TASK DETAILS
Duplicate the lines running from the one containing "sidebar-item-label: rramentas (40, 400, 90, 412)" through the one containing "y-tick-label: 200 (158, 451, 172, 460)", with both of those lines included.

Element placement data:
# # # #
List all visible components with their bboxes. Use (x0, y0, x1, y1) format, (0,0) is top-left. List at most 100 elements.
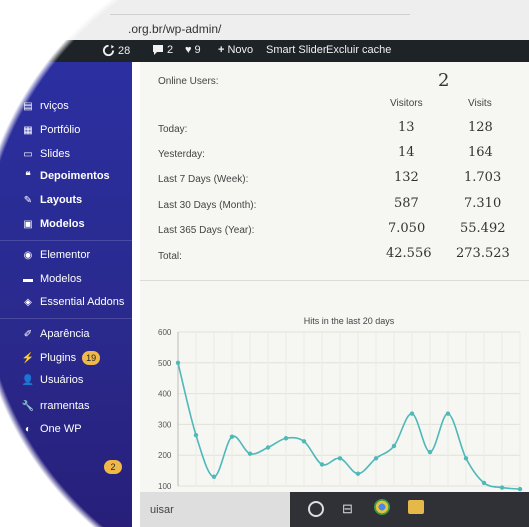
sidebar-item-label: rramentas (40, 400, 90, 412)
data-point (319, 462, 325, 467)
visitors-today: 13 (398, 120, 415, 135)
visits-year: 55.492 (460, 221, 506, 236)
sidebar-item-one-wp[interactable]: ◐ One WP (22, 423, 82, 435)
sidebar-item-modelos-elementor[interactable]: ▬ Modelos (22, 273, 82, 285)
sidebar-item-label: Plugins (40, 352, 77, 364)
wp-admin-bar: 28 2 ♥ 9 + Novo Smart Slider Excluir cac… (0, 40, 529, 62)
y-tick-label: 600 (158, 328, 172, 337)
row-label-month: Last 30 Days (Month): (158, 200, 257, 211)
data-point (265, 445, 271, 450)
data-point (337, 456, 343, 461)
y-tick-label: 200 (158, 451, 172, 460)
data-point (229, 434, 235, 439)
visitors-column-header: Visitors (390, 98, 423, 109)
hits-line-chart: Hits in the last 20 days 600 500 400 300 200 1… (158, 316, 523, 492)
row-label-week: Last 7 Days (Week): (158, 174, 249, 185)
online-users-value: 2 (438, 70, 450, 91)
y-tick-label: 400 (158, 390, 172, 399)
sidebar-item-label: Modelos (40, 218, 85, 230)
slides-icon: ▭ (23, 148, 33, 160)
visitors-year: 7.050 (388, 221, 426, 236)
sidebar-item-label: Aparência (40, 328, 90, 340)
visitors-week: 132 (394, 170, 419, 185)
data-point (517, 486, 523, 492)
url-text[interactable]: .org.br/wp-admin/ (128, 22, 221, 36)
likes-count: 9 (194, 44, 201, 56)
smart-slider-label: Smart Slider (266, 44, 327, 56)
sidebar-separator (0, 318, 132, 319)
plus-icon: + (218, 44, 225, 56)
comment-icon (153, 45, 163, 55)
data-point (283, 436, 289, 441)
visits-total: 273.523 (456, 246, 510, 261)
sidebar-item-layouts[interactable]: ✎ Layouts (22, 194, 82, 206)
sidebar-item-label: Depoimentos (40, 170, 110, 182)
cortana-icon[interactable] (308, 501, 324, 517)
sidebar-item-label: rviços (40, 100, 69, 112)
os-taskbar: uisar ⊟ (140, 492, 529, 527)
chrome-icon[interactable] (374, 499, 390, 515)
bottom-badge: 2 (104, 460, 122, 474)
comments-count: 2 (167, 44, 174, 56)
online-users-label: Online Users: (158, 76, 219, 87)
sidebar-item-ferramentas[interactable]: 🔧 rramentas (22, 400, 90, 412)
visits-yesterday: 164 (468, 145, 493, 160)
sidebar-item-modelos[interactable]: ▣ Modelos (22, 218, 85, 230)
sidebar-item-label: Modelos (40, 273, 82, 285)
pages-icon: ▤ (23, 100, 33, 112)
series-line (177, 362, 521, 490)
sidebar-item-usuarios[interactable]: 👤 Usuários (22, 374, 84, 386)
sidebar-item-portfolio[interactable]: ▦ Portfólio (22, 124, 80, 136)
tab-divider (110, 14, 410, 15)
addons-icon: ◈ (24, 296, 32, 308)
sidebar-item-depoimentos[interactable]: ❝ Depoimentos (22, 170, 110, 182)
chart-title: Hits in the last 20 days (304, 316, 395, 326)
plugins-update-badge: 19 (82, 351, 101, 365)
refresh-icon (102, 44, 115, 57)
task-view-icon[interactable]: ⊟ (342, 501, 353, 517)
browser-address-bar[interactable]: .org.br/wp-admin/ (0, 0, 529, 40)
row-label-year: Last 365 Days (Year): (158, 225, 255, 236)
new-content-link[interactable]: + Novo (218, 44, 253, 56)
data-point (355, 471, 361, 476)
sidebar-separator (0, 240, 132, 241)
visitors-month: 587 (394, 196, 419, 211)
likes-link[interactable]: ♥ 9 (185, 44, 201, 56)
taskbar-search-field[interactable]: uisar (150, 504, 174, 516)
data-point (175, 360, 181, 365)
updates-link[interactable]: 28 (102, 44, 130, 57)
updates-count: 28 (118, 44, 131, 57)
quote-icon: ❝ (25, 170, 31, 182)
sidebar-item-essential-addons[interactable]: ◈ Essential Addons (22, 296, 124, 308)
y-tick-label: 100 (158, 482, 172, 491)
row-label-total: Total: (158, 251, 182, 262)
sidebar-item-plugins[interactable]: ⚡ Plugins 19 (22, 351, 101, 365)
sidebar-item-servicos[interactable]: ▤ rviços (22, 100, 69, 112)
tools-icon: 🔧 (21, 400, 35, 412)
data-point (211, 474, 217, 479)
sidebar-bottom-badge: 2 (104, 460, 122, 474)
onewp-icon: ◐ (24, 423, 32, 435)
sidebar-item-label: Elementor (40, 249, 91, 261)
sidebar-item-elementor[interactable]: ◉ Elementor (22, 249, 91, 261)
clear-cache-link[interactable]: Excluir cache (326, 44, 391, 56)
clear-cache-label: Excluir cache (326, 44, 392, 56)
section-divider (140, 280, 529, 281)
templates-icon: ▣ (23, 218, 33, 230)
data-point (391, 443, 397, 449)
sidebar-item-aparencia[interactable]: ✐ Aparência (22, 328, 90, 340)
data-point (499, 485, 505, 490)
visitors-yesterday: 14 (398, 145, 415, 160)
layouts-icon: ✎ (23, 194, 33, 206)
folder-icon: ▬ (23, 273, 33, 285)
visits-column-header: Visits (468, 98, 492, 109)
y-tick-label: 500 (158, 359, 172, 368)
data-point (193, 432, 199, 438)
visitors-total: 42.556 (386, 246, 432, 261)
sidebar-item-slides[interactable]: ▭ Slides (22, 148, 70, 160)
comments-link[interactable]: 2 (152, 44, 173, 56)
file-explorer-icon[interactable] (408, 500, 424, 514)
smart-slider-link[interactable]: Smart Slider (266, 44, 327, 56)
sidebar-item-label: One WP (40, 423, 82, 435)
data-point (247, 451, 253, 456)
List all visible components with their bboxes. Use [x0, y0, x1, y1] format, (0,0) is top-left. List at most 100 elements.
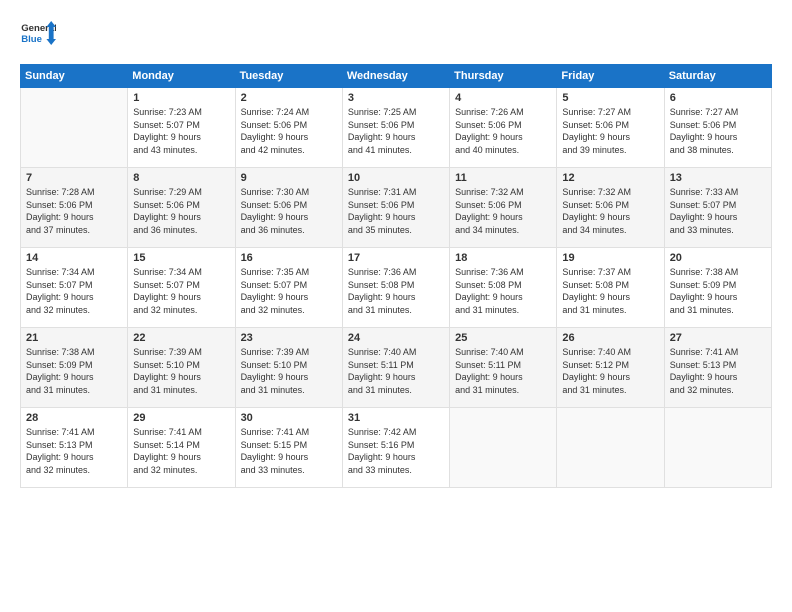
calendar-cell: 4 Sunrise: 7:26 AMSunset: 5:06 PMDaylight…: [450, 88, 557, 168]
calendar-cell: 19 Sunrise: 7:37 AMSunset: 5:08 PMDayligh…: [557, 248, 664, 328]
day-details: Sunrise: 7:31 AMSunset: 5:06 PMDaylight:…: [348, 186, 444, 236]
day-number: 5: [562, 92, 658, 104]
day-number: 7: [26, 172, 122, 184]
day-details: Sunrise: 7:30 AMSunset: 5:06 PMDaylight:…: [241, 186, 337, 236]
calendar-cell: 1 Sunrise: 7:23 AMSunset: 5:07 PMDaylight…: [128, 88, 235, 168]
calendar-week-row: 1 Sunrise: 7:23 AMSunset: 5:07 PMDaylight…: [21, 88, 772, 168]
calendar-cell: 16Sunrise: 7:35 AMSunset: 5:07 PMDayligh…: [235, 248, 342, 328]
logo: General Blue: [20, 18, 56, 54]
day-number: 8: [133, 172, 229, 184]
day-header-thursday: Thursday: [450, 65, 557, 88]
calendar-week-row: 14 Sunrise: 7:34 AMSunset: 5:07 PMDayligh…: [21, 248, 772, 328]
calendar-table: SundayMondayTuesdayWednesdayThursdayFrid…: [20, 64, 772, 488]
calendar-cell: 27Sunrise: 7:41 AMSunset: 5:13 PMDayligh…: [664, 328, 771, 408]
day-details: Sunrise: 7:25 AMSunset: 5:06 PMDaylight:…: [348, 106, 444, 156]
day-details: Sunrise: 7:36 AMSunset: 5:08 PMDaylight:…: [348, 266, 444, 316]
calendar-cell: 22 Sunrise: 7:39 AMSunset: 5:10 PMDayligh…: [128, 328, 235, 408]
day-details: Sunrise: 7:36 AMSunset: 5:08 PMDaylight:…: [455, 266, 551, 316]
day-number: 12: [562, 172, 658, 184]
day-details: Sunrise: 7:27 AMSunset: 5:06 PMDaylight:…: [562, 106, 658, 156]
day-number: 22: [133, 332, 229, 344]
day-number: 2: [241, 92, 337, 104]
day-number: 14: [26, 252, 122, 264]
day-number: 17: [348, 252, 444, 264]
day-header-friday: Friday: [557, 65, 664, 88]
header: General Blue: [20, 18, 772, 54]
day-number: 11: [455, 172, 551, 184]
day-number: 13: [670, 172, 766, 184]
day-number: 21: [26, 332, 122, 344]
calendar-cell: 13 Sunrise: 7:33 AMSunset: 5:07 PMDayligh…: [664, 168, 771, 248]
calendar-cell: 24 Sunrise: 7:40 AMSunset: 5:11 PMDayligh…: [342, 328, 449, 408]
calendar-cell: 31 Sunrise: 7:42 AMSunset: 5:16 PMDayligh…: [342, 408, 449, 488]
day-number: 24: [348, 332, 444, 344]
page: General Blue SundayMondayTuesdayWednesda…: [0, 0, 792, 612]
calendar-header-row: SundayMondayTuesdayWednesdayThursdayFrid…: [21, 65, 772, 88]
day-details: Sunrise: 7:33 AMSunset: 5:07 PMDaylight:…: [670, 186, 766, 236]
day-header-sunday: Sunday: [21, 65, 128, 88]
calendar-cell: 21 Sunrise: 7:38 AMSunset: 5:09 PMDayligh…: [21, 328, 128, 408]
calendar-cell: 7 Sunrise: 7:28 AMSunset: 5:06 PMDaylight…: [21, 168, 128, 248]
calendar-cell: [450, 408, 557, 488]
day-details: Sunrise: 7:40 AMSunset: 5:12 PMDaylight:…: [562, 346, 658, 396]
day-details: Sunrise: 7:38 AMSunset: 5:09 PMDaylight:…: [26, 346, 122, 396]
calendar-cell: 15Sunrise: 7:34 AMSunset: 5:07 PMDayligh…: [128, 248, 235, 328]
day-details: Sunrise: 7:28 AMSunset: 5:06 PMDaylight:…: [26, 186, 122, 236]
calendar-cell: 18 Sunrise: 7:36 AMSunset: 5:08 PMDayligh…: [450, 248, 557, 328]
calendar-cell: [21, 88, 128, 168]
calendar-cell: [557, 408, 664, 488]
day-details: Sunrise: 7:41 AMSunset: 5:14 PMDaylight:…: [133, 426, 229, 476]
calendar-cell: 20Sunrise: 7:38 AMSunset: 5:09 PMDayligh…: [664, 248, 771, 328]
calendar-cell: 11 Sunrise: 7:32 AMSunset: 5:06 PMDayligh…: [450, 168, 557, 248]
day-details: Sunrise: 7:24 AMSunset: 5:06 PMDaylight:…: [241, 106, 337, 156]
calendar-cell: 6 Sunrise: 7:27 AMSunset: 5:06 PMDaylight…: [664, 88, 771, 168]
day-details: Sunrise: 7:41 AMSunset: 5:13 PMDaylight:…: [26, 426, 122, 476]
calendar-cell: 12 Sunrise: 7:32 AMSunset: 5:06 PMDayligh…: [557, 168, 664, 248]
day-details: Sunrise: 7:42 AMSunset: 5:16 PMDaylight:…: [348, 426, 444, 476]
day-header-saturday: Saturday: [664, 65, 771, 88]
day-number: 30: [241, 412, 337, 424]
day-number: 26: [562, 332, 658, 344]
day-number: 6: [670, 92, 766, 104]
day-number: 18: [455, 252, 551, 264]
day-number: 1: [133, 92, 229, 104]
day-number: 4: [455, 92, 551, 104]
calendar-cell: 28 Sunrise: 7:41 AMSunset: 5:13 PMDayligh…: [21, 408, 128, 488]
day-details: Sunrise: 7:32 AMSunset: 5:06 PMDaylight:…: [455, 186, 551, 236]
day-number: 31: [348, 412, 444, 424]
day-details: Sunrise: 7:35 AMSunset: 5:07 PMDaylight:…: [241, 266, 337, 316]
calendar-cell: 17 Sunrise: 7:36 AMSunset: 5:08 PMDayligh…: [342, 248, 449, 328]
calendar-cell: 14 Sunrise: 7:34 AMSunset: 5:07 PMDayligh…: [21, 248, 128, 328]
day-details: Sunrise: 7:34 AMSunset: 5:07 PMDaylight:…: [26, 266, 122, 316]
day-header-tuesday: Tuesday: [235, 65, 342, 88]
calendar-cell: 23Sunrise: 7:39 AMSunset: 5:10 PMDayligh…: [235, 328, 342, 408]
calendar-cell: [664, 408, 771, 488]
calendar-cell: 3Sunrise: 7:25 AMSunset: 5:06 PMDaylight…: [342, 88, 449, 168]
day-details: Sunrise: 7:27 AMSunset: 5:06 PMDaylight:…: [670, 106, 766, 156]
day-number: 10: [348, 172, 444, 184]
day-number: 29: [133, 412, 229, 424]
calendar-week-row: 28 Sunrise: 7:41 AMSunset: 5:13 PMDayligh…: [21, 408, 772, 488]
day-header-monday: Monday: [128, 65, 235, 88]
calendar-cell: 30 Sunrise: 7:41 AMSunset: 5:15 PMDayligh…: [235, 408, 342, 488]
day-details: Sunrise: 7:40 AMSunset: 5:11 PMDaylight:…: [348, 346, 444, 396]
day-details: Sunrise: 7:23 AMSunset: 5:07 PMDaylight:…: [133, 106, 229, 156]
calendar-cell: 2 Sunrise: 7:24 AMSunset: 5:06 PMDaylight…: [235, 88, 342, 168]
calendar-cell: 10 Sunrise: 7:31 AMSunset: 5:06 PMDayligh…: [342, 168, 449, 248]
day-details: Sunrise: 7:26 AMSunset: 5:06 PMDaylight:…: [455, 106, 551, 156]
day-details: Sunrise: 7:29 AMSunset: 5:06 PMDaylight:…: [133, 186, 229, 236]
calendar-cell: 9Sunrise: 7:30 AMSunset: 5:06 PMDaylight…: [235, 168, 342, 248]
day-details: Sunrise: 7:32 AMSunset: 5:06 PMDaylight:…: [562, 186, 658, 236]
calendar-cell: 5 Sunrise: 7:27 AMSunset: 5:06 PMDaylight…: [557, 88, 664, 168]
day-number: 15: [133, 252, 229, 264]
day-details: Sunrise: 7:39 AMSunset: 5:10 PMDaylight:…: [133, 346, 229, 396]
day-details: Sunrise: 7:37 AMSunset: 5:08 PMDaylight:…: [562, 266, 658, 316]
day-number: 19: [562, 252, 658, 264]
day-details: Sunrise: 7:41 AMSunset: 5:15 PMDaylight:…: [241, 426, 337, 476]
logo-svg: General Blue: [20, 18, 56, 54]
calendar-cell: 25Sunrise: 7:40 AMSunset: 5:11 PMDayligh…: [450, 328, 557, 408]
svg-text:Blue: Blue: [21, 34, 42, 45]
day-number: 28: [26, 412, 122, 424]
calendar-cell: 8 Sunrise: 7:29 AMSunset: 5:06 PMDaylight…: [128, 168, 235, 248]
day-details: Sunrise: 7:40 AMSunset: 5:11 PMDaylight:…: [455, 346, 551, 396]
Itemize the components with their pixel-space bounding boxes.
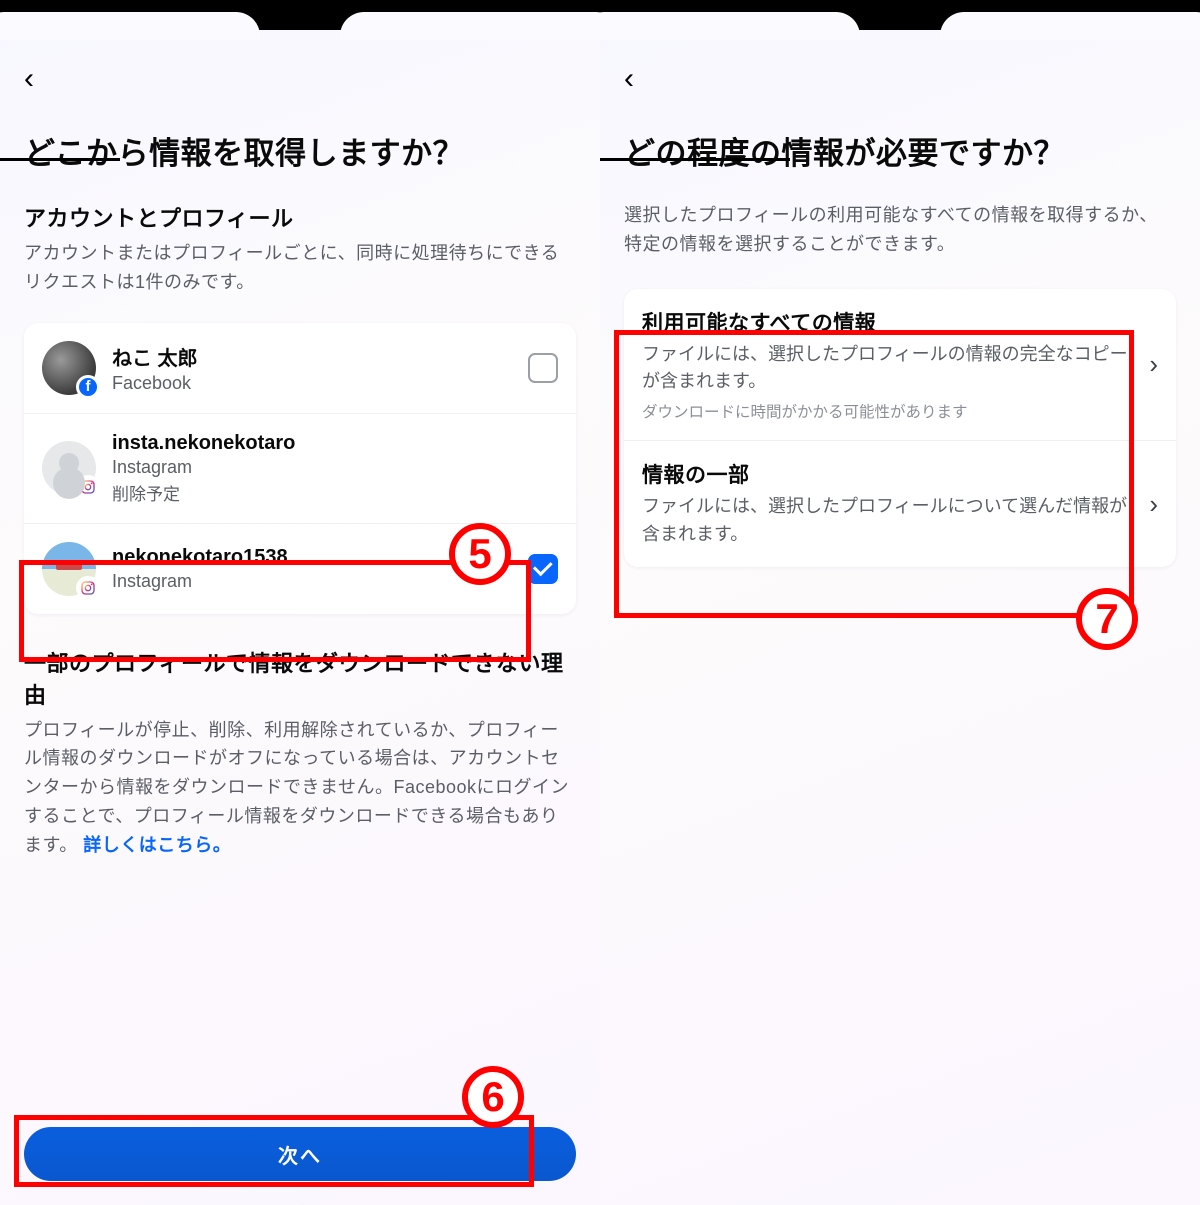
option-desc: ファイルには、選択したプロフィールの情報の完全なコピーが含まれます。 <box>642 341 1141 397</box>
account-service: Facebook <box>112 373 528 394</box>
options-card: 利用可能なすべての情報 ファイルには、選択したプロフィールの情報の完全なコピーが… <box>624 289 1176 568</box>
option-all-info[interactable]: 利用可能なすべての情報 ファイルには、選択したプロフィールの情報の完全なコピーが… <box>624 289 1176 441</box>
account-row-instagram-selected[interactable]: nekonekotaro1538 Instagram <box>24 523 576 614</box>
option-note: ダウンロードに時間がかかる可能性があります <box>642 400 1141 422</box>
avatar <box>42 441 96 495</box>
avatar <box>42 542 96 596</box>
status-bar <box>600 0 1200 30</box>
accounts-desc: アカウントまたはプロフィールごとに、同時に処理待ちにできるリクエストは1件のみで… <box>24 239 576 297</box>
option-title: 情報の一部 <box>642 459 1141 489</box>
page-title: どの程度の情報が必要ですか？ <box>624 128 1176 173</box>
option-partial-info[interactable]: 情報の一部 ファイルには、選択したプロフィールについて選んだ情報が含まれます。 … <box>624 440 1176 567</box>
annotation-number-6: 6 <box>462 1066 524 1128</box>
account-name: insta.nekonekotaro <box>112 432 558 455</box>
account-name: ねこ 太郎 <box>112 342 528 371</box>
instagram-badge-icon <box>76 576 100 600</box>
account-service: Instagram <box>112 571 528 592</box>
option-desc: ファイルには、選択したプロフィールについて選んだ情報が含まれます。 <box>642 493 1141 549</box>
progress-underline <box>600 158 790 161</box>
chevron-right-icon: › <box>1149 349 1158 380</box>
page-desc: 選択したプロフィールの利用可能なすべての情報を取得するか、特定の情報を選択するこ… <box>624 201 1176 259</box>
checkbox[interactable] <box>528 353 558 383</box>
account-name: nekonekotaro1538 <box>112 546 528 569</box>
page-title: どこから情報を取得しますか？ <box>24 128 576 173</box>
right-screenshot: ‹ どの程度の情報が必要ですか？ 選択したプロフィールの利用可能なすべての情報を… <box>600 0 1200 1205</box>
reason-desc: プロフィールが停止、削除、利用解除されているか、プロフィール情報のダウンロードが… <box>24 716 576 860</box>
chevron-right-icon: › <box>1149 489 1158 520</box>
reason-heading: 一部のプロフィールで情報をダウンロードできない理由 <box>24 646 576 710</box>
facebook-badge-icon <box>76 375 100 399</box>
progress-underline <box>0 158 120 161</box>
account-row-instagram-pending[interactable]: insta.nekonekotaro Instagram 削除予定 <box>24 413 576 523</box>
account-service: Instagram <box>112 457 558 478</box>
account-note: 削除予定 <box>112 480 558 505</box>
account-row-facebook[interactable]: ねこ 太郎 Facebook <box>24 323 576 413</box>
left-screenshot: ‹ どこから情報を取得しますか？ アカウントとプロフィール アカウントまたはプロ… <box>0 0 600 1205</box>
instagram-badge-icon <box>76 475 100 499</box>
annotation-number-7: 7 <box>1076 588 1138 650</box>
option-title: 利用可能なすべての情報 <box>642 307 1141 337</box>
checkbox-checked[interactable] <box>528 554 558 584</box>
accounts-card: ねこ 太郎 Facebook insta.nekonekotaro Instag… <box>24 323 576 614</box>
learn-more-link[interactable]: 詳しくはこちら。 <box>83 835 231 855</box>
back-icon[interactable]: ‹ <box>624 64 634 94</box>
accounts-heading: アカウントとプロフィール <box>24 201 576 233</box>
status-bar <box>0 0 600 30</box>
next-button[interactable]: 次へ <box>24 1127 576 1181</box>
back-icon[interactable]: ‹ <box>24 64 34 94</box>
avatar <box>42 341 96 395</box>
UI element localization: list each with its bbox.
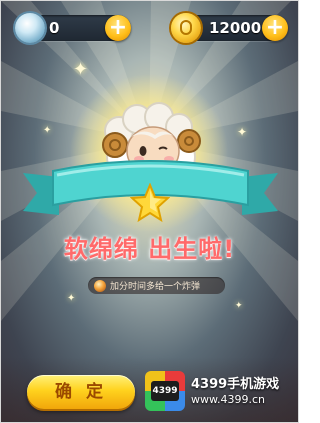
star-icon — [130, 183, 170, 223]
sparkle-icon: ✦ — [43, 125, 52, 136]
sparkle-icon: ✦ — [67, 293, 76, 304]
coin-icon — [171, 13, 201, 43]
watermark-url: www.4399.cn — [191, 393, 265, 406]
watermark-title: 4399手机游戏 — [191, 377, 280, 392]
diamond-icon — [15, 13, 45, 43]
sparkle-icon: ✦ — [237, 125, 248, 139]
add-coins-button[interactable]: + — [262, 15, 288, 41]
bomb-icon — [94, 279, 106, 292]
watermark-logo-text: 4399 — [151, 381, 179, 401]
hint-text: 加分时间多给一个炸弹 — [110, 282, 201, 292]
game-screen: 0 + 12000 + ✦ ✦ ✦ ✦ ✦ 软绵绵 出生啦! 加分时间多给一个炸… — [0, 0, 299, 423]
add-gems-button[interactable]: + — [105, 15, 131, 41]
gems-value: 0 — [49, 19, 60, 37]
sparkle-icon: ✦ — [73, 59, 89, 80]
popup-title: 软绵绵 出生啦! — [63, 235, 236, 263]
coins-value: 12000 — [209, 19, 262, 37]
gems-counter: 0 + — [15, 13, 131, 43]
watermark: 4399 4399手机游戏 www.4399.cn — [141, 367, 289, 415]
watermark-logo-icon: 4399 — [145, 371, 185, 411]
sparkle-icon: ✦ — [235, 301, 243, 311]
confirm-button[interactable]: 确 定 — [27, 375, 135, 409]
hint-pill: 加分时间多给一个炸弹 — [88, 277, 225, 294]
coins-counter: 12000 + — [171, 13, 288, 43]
# # # #
IN RESPONSE
sidebar-item-label: rramentas (40, 400, 90, 412)
data-point (319, 462, 325, 467)
visitors-today: 13 (398, 120, 415, 135)
visits-year: 55.492 (460, 221, 506, 236)
sidebar-item-one-wp[interactable]: ◐ One WP (22, 423, 82, 435)
sidebar-item-modelos-elementor[interactable]: ▬ Modelos (22, 273, 82, 285)
sidebar-item-label: Plugins (40, 352, 77, 364)
wp-admin-bar: 28 2 ♥ 9 + Novo Smart Slider Excluir cac… (0, 40, 529, 62)
y-tick-label: 600 (158, 328, 172, 337)
row-label-month: Last 30 Days (Month): (158, 200, 257, 211)
data-point (265, 445, 271, 450)
data-point (337, 456, 343, 461)
y-tick-label: 200 (158, 451, 172, 460)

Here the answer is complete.